## START
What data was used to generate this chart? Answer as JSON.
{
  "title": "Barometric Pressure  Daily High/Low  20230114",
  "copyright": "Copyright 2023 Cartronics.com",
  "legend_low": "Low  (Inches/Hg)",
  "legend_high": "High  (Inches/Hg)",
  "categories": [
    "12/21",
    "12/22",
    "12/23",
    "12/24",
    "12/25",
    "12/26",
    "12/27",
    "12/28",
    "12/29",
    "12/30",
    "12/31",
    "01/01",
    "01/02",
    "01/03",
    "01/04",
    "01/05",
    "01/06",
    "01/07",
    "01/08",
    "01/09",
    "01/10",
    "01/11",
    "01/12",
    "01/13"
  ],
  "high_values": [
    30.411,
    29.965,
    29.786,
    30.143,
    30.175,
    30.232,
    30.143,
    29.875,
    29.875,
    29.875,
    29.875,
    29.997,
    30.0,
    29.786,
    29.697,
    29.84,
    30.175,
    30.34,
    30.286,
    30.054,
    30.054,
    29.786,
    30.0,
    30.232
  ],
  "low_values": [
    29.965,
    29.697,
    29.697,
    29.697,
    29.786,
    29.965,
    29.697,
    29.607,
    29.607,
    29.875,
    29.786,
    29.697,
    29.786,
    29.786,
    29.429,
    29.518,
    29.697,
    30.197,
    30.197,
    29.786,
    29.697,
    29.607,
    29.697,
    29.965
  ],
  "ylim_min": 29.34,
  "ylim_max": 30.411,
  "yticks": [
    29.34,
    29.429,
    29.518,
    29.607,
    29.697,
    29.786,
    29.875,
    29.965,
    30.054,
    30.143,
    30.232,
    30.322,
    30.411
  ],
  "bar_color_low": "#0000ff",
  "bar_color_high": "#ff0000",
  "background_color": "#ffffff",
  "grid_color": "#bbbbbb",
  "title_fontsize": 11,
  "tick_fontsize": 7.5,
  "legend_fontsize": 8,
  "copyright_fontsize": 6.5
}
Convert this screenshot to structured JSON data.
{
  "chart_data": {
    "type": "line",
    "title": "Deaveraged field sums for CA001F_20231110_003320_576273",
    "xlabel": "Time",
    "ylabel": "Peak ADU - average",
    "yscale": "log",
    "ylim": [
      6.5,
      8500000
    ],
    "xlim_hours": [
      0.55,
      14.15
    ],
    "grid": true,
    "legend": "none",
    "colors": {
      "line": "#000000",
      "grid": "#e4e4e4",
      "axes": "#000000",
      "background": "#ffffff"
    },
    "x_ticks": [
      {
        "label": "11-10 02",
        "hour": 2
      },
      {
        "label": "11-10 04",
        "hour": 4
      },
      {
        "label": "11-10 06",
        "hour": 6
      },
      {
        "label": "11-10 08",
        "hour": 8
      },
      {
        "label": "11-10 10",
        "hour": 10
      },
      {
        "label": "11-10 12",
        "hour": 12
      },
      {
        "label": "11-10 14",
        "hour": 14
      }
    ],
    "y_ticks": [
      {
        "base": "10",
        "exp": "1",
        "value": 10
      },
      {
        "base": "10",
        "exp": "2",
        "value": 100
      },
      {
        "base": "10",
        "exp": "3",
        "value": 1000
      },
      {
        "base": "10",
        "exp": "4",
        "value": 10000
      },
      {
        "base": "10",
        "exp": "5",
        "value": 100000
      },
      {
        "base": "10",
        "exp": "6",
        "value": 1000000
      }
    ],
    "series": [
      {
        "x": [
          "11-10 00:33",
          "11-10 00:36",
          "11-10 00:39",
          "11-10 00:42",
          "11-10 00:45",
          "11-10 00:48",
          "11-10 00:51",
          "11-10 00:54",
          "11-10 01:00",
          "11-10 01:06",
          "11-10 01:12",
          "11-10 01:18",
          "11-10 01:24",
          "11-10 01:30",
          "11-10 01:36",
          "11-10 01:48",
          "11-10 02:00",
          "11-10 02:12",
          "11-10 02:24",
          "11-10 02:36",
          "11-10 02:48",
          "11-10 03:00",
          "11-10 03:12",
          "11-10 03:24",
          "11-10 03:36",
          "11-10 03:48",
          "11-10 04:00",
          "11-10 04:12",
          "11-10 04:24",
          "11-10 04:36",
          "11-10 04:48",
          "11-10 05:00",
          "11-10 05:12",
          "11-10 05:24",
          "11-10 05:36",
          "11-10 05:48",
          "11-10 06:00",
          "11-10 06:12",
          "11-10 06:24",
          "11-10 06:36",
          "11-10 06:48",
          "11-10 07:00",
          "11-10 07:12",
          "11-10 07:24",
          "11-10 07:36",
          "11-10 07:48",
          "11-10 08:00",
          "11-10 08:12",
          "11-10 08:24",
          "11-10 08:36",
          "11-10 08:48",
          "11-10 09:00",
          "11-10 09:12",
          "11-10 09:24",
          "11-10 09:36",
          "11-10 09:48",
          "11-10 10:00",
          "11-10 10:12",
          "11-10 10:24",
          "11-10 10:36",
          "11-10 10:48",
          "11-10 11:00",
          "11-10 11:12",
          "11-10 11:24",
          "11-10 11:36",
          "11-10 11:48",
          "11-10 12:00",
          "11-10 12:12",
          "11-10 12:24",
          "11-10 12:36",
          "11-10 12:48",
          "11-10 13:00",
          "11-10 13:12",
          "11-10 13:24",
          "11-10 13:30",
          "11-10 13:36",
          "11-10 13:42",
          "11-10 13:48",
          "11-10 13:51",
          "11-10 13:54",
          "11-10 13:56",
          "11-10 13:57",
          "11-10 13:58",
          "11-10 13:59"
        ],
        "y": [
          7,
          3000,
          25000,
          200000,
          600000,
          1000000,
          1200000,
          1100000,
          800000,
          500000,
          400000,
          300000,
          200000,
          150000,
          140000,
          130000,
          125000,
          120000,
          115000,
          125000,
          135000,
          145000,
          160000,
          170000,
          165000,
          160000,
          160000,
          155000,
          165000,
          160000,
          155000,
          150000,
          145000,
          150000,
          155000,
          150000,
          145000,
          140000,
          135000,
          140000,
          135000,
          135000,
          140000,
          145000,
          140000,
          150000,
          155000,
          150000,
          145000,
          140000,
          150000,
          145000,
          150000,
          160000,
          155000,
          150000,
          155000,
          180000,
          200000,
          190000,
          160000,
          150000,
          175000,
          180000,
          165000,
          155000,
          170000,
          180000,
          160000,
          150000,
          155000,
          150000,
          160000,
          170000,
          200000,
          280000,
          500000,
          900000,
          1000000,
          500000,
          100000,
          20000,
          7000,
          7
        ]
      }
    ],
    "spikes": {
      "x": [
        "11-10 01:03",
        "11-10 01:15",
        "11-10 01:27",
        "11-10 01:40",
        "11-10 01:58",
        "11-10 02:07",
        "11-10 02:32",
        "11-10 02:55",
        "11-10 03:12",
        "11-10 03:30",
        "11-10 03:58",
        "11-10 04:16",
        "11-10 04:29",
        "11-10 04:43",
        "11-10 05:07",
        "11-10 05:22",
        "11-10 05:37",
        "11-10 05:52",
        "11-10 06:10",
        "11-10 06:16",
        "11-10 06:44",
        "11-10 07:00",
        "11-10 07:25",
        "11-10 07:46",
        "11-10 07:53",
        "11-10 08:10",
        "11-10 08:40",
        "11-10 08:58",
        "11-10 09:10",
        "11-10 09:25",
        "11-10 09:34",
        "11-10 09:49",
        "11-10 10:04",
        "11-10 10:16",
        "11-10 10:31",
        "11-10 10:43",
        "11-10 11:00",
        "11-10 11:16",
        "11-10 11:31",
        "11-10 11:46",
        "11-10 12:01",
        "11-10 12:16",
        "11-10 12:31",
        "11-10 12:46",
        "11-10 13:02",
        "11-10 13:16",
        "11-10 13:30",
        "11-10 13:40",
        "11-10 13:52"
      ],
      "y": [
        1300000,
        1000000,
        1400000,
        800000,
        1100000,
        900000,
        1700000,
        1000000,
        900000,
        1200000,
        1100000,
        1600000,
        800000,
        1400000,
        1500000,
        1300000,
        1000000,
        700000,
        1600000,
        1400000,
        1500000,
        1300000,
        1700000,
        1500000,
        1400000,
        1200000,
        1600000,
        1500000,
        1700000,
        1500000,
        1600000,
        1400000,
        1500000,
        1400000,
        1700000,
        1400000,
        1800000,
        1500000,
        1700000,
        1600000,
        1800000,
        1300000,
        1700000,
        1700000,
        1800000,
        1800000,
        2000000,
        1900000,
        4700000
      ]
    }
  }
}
## END
**WRITTEN EXERCISE**
Out of the preceding entries, pull every line containing the string "Inches".

**EXPECTED OUTPUT**
  "legend_low": "Low  (Inches/Hg)",
  "legend_high": "High  (Inches/Hg)",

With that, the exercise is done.